Recorded data
========
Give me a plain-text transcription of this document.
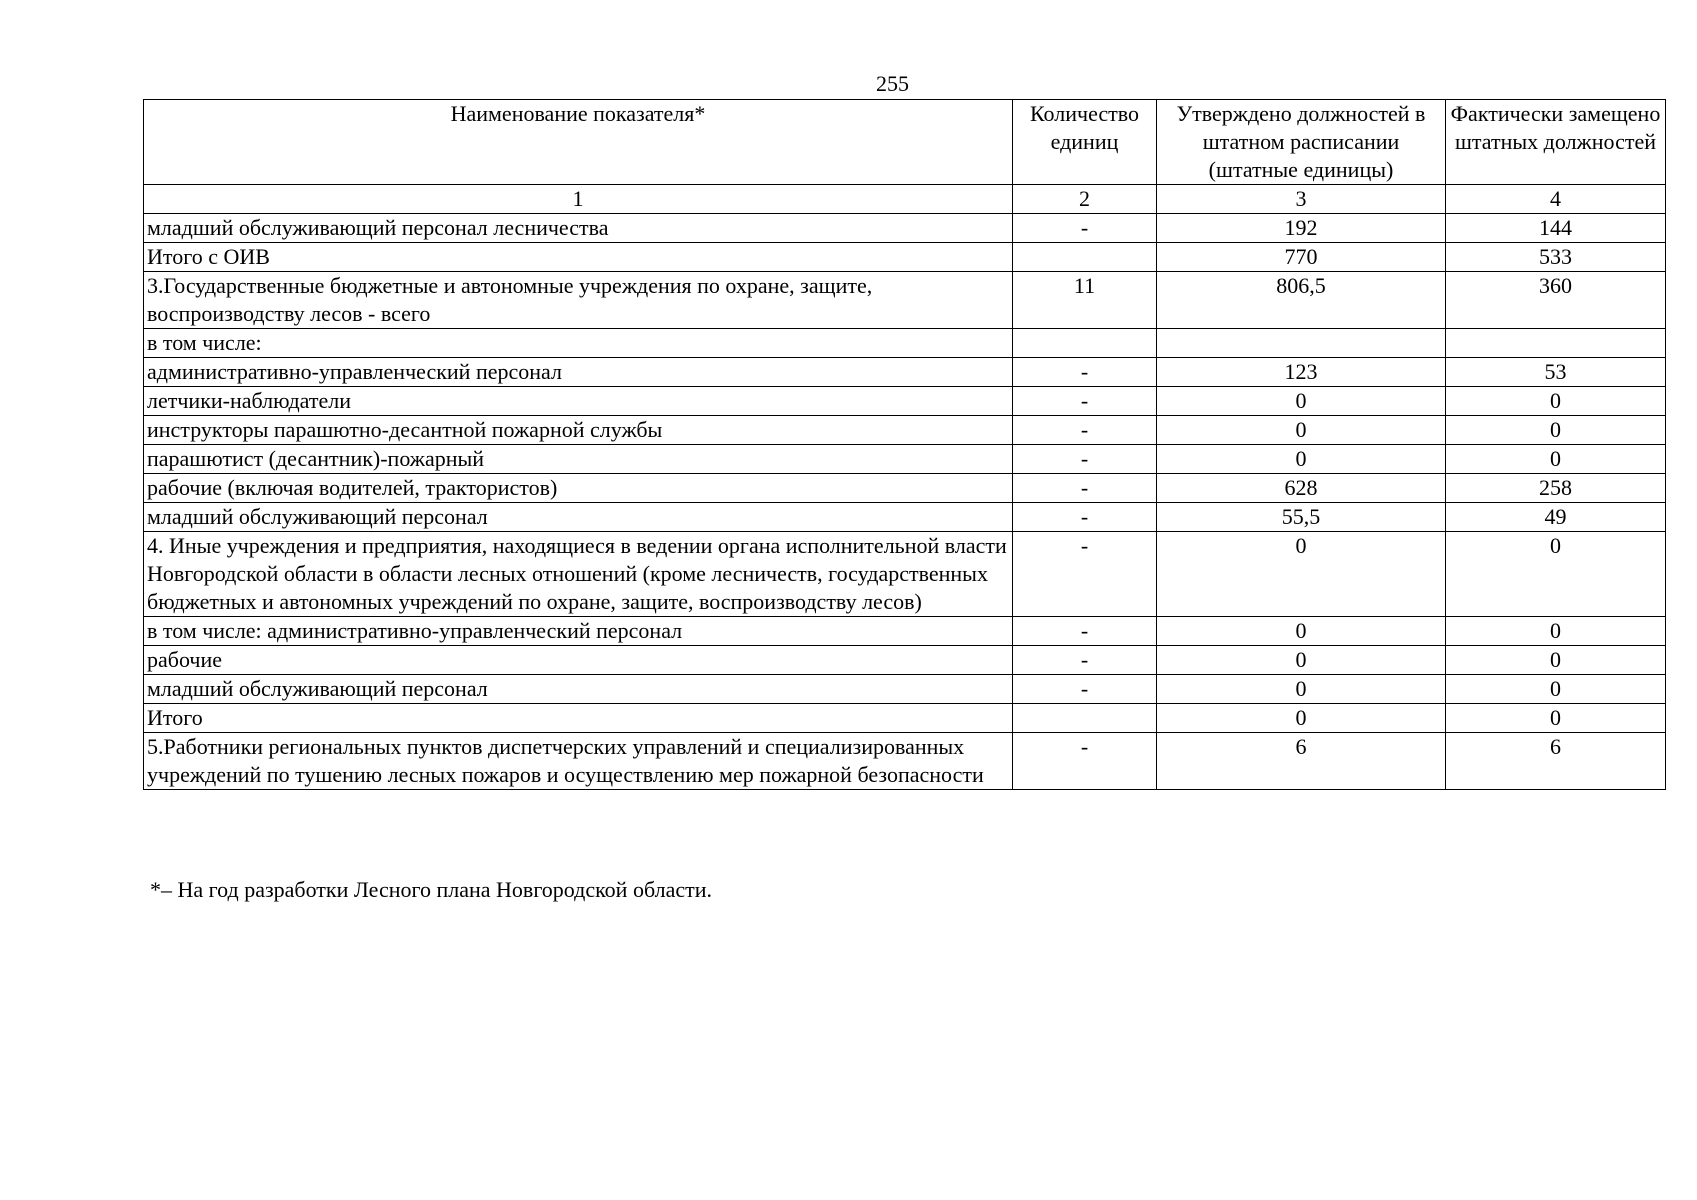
255
Наименование показателя*	Количество единиц	Утверждено должностей в штатном расписании (штатные единицы)	Фактически замещено штатных должностей
1	2	3	4
младший обслуживающий персонал лесничества	-	192	144
Итого с ОИВ		770	533
3.Государственные бюджетные и автономные учреждения по охране, защите, воспроизводству лесов - всего	11	806,5	360
в том числе:			
административно-управленческий персонал	-	123	53
летчики-наблюдатели	-	0	0
инструкторы парашютно-десантной пожарной службы	-	0	0
парашютист (десантник)-пожарный	-	0	0
рабочие (включая водителей, трактористов)	-	628	258
младший обслуживающий персонал	-	55,5	49
4. Иные учреждения и предприятия, находящиеся в ведении органа исполнительной власти Новгородской области в области лесных отношений (кроме лесничеств, государственных бюджетных и автономных учреждений по охране, защите, воспроизводству лесов)	-	0	0
в том числе: административно-управленческий персонал	-	0	0
рабочие	-	0	0
младший обслуживающий персонал	-	0	0
Итого		0	0
5.Работники региональных пунктов диспетчерских управлений и специализированных учреждений по тушению лесных пожаров и осуществлению мер пожарной безопасности	-	6	6
*– На год разработки Лесного плана Новгородской области.
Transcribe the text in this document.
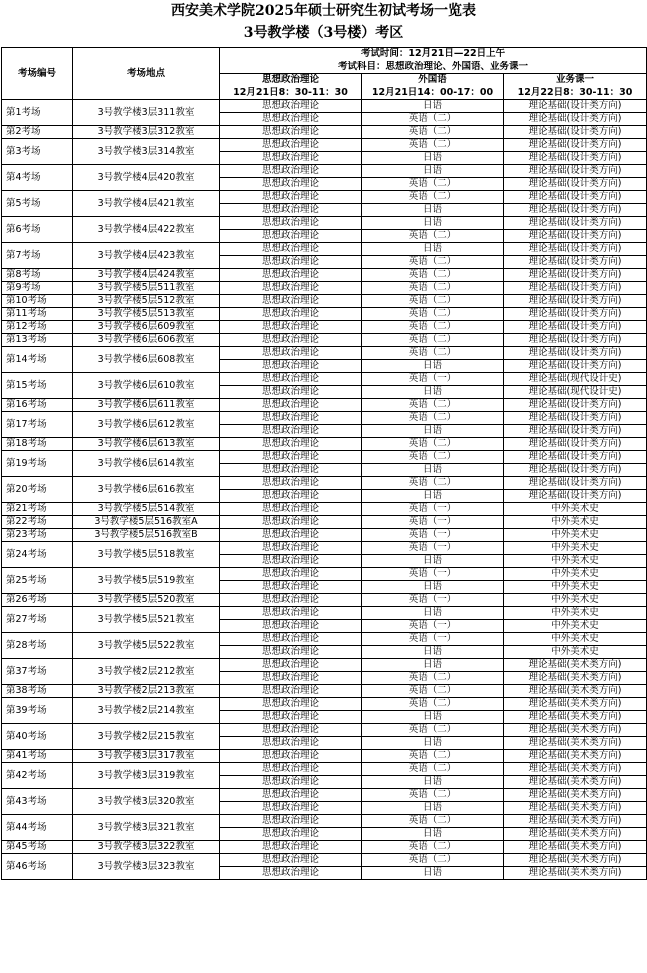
西安美术学院2025年硕士研究生初试考场一览表
3号教学楼（3号楼）考区
考场编号	考场地点	考试时间：12月21日—22日上午		
		考试科目：思想政治理论、外国语、业务课一		
		思想政治理论	外国语	业务课一
		12月21日8：30-11：30	12月21日14：00-17：00	12月22日8：30-11：30
第1考场	3号教学楼3层311教室	思想政治理论	日语	理论基础(设计类方向)
		思想政治理论	英语（二）	理论基础(设计类方向)
第2考场	3号教学楼3层312教室	思想政治理论	英语（二）	理论基础(设计类方向)
第3考场	3号教学楼3层314教室	思想政治理论	英语（二）	理论基础(设计类方向)
		思想政治理论	日语	理论基础(设计类方向)
第4考场	3号教学楼4层420教室	思想政治理论	日语	理论基础(设计类方向)
		思想政治理论	英语（二）	理论基础(设计类方向)
第5考场	3号教学楼4层421教室	思想政治理论	英语（二）	理论基础(设计类方向)
		思想政治理论	日语	理论基础(设计类方向)
第6考场	3号教学楼4层422教室	思想政治理论	日语	理论基础(设计类方向)
		思想政治理论	英语（二）	理论基础(设计类方向)
第7考场	3号教学楼4层423教室	思想政治理论	日语	理论基础(设计类方向)
		思想政治理论	英语（二）	理论基础(设计类方向)
第8考场	3号教学楼4层424教室	思想政治理论	英语（二）	理论基础(设计类方向)
第9考场	3号教学楼5层511教室	思想政治理论	英语（二）	理论基础(设计类方向)
第10考场	3号教学楼5层512教室	思想政治理论	英语（二）	理论基础(设计类方向)
第11考场	3号教学楼5层513教室	思想政治理论	英语（二）	理论基础(设计类方向)
第12考场	3号教学楼6层609教室	思想政治理论	英语（二）	理论基础(设计类方向)
第13考场	3号教学楼6层606教室	思想政治理论	英语（二）	理论基础(设计类方向)
第14考场	3号教学楼6层608教室	思想政治理论	英语（二）	理论基础(设计类方向)
		思想政治理论	日语	理论基础(设计类方向)
第15考场	3号教学楼6层610教室	思想政治理论	英语（一）	理论基础(现代设计史)
		思想政治理论	日语	理论基础(现代设计史)
第16考场	3号教学楼6层611教室	思想政治理论	英语（二）	理论基础(设计类方向)
第17考场	3号教学楼6层612教室	思想政治理论	英语（二）	理论基础(设计类方向)
		思想政治理论	日语	理论基础(设计类方向)
第18考场	3号教学楼6层613教室	思想政治理论	英语（二）	理论基础(设计类方向)
第19考场	3号教学楼6层614教室	思想政治理论	英语（二）	理论基础(设计类方向)
		思想政治理论	日语	理论基础(设计类方向)
第20考场	3号教学楼6层616教室	思想政治理论	英语（二）	理论基础(设计类方向)
		思想政治理论	日语	理论基础(设计类方向)
第21考场	3号教学楼5层514教室	思想政治理论	英语（一）	中外美术史
第22考场	3号教学楼5层516教室A	思想政治理论	英语（一）	中外美术史
第23考场	3号教学楼5层516教室B	思想政治理论	英语（一）	中外美术史
第24考场	3号教学楼5层518教室	思想政治理论	英语（一）	中外美术史
		思想政治理论	日语	中外美术史
第25考场	3号教学楼5层519教室	思想政治理论	英语（一）	中外美术史
		思想政治理论	日语	中外美术史
第26考场	3号教学楼5层520教室	思想政治理论	英语（一）	中外美术史
第27考场	3号教学楼5层521教室	思想政治理论	日语	中外美术史
		思想政治理论	英语（一）	中外美术史
第28考场	3号教学楼5层522教室	思想政治理论	英语（一）	中外美术史
		思想政治理论	日语	中外美术史
第37考场	3号教学楼2层212教室	思想政治理论	日语	理论基础(美术类方向)
		思想政治理论	英语（二）	理论基础(美术类方向)
第38考场	3号教学楼2层213教室	思想政治理论	英语（二）	理论基础(美术类方向)
第39考场	3号教学楼2层214教室	思想政治理论	英语（二）	理论基础(美术类方向)
		思想政治理论	日语	理论基础(美术类方向)
第40考场	3号教学楼2层215教室	思想政治理论	英语（二）	理论基础(美术类方向)
		思想政治理论	日语	理论基础(美术类方向)
第41考场	3号教学楼3层317教室	思想政治理论	英语（二）	理论基础(美术类方向)
第42考场	3号教学楼3层319教室	思想政治理论	英语（二）	理论基础(美术类方向)
		思想政治理论	日语	理论基础(美术类方向)
第43考场	3号教学楼3层320教室	思想政治理论	英语（二）	理论基础(美术类方向)
		思想政治理论	日语	理论基础(美术类方向)
第44考场	3号教学楼3层321教室	思想政治理论	英语（二）	理论基础(美术类方向)
		思想政治理论	日语	理论基础(美术类方向)
第45考场	3号教学楼3层322教室	思想政治理论	英语（二）	理论基础(美术类方向)
第46考场	3号教学楼3层323教室	思想政治理论	英语（二）	理论基础(美术类方向)
		思想政治理论	日语	理论基础(美术类方向)
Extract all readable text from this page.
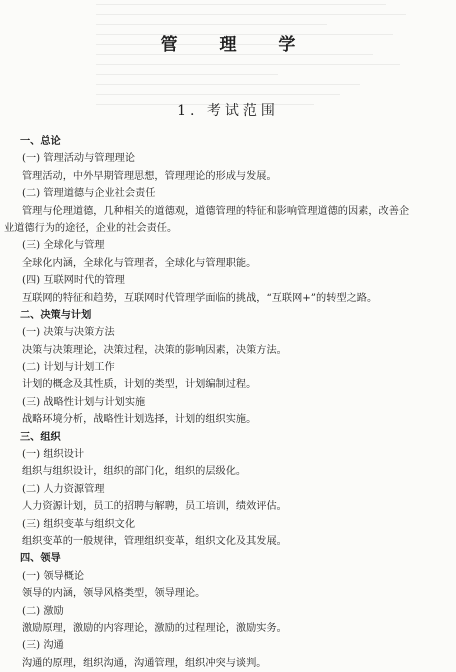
管 理 学
1. 考试范围
一、总论
(一) 管理活动与管理理论
管理活动，中外早期管理思想，管理理论的形成与发展。
(二) 管理道德与企业社会责任
管理与伦理道德，几种相关的道德观，道德管理的特征和影响管理道德的因素，改善企
业道德行为的途径，企业的社会责任。
(三) 全球化与管理
全球化内涵，全球化与管理者，全球化与管理职能。
(四) 互联网时代的管理
互联网的特征和趋势，互联网时代管理学面临的挑战，“互联网+”的转型之路。
二、决策与计划
(一) 决策与决策方法
决策与决策理论，决策过程，决策的影响因素，决策方法。
(二) 计划与计划工作
计划的概念及其性质，计划的类型，计划编制过程。
(三) 战略性计划与计划实施
战略环境分析，战略性计划选择，计划的组织实施。
三、组织
(一) 组织设计
组织与组织设计，组织的部门化，组织的层级化。
(二) 人力资源管理
人力资源计划，员工的招聘与解聘，员工培训，绩效评估。
(三) 组织变革与组织文化
组织变革的一般规律，管理组织变革，组织文化及其发展。
四、领导
(一) 领导概论
领导的内涵，领导风格类型，领导理论。
(二) 激励
激励原理，激励的内容理论，激励的过程理论，激励实务。
(三) 沟通
沟通的原理，组织沟通，沟通管理，组织冲突与谈判。
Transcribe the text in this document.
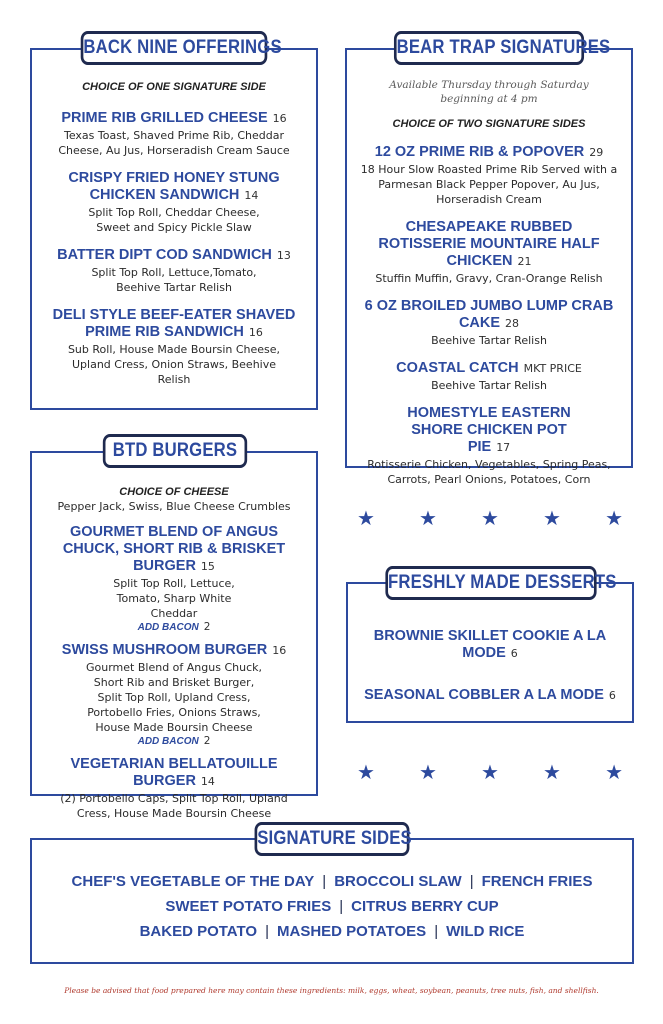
BACK NINE OFFERINGS

CHOICE OF ONE SIGNATURE SIDE

PRIME RIB GRILLED CHEESE 16

Texas Toast, Shaved Prime Rib, Cheddar Cheese, Au Jus, Horseradish Cream Sauce

CRISPY FRIED HONEY STUNG CHICKEN SANDWICH 14

Split Top Roll, Cheddar Cheese, Sweet and Spicy Pickle Slaw

BATTER DIPT COD SANDWICH 13

Split Top Roll, Lettuce,Tomato, Beehive Tartar Relish

DELI STYLE BEEF-EATER SHAVED PRIME RIB SANDWICH 16

Sub Roll, House Made Boursin Cheese, Upland Cress, Onion Straws, Beehive Relish

BEAR TRAP SIGNATURES

Available Thursday through Saturday beginning at 4 pm

CHOICE OF TWO SIGNATURE SIDES

12 OZ PRIME RIB & POPOVER 29

18 Hour Slow Roasted Prime Rib Served with a Parmesan Black Pepper Popover, Au Jus, Horseradish Cream

CHESAPEAKE RUBBED ROTISSERIE MOUNTAIRE HALF CHICKEN 21

Stuffin Muffin, Gravy, Cran-Orange Relish

6 OZ BROILED JUMBO LUMP CRAB CAKE 28

Beehive Tartar Relish

COASTAL CATCH MKT PRICE

Beehive Tartar Relish

HOMESTYLE EASTERN SHORE CHICKEN POT PIE 17

Rotisserie Chicken, Vegetables, Spring Peas, Carrots, Pearl Onions, Potatoes, Corn

BTD BURGERS

CHOICE OF CHEESE

Pepper Jack, Swiss, Blue Cheese Crumbles

GOURMET BLEND OF ANGUS CHUCK, SHORT RIB & BRISKET BURGER 15

Split Top Roll, Lettuce, Tomato, Sharp White Cheddar

ADD BACON 2

SWISS MUSHROOM BURGER 16

Gourmet Blend of Angus Chuck, Short Rib and Brisket Burger, Split Top Roll, Upland Cress, Portobello Fries, Onions Straws, House Made Boursin Cheese

ADD BACON 2

VEGETARIAN BELLATOUILLE BURGER 14

(2) Portobello Caps, Split Top Roll, Upland Cress, House Made Boursin Cheese

★ ★ ★ ★ ★
FRESHLY MADE DESSERTS

BROWNIE SKILLET COOKIE A LA MODE 6

SEASONAL COBBLER A LA MODE 6

★ ★ ★ ★ ★
SIGNATURE SIDES
CHEF'S VEGETABLE OF THE DAY | BROCCOLI SLAW | FRENCH FRIES
SWEET POTATO FRIES | CITRUS BERRY CUP
BAKED POTATO | MASHED POTATOES | WILD RICE
Please be advised that food prepared here may contain these ingredients: milk, eggs, wheat, soybean, peanuts, tree nuts, fish, and shellfish.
========
Find every line that has "лесов" in it, then return those lines.

3.Государственные бюджетные и автономные учреждения по охране, защите, воспроизводству лесов - всего	11	806,5	360
4. Иные учреждения и предприятия, находящиеся в ведении органа исполнительной власти Новгородской области в области лесных отношений (кроме лесничеств, государственных бюджетных и автономных учреждений по охране, защите, воспроизводству лесов)	-	0	0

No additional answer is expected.